**Task to complete:** Your task is to retype each line of the data below exactly.

(Dataset items)
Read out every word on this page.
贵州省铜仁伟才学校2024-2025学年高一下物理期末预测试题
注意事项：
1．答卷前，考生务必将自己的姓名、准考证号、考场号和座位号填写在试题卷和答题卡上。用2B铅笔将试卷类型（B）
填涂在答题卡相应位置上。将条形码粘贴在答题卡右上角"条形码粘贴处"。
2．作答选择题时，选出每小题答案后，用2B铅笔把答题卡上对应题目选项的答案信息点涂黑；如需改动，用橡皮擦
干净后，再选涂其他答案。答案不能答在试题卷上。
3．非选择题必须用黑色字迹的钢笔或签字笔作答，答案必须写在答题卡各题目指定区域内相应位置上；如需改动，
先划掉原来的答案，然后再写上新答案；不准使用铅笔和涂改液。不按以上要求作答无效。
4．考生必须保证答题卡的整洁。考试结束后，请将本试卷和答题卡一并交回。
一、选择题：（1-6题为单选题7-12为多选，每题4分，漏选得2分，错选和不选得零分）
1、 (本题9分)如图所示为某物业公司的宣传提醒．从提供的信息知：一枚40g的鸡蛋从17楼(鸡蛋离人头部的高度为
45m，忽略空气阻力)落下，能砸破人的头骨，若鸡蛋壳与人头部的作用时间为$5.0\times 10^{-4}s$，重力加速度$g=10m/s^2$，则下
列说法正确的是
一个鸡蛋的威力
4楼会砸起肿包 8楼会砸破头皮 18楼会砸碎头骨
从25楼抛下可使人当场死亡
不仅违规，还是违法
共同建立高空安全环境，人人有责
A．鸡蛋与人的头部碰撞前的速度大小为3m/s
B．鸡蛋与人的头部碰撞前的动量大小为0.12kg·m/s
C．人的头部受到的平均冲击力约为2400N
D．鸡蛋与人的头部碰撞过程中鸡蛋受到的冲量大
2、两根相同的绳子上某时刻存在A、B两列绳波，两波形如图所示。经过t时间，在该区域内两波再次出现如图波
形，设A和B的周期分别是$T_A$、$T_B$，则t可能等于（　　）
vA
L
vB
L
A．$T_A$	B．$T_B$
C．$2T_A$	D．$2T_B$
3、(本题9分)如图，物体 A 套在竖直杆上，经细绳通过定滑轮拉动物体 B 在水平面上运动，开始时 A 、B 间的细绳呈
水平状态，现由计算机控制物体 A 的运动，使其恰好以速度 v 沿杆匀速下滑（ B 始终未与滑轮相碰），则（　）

**Completed exercise:**
Read out every word on this page.
贵州省铜仁伟才学校2024-2025学年高一下物理期末预测试题
注意事项：
1．答卷前，考生务必将自己的姓名、准考证号、考场号和座位号填写在试题卷和答题卡上。用2B铅笔将试卷类型（B）
填涂在答题卡相应位置上。将条形码粘贴在答题卡右上角"条形码粘贴处"。
2．作答选择题时，选出每小题答案后，用2B铅笔把答题卡上对应题目选项的答案信息点涂黑；如需改动，用橡皮擦
干净后，再选涂其他答案。答案不能答在试题卷上。
3．非选择题必须用黑色字迹的钢笔或签字笔作答，答案必须写在答题卡各题目指定区域内相应位置上；如需改动，
先划掉原来的答案，然后再写上新答案；不准使用铅笔和涂改液。不按以上要求作答无效。
4．考生必须保证答题卡的整洁。考试结束后，请将本试卷和答题卡一并交回。
一、选择题：（1-6题为单选题7-12为多选，每题4分，漏选得2分，错选和不选得零分）
1、 (本题9分)如图所示为某物业公司的宣传提醒．从提供的信息知：一枚40g的鸡蛋从17楼(鸡蛋离人头部的高度为
45m，忽略空气阻力)落下，能砸破人的头骨，若鸡蛋壳与人头部的作用时间为$5.0\times 10^{-4}s$，重力加速度$g=10m/s^2$，则下
列说法正确的是
一个鸡蛋的威力
4楼会砸起肿包 8楼会砸破头皮 18楼会砸碎头骨
从25楼抛下可使人当场死亡
不仅违规，还是违法
共同建立高空安全环境，人人有责
A．鸡蛋与人的头部碰撞前的速度大小为3m/s
B．鸡蛋与人的头部碰撞前的动量大小为0.12kg·m/s
C．人的头部受到的平均冲击力约为2400N
D．鸡蛋与人的头部碰撞过程中鸡蛋受到的冲量大
2、两根相同的绳子上某时刻存在A、B两列绳波，两波形如图所示。经过t时间，在该区域内两波再次出现如图波
形，设A和B的周期分别是$T_A$、$T_B$，则t可能等于（　　）
vA
L
vB
L
A．$T_A$	B．$T_B$
C．$2T_A$	D．$2T_B$
3、(本题9分)如图，物体 A 套在竖直杆上，经细绳通过定滑轮拉动物体 B 在水平面上运动，开始时 A 、B 间的细绳呈
水平状态，现由计算机控制物体 A 的运动，使其恰好以速度 v 沿杆匀速下滑（ B 始终未与滑轮相碰），则（　）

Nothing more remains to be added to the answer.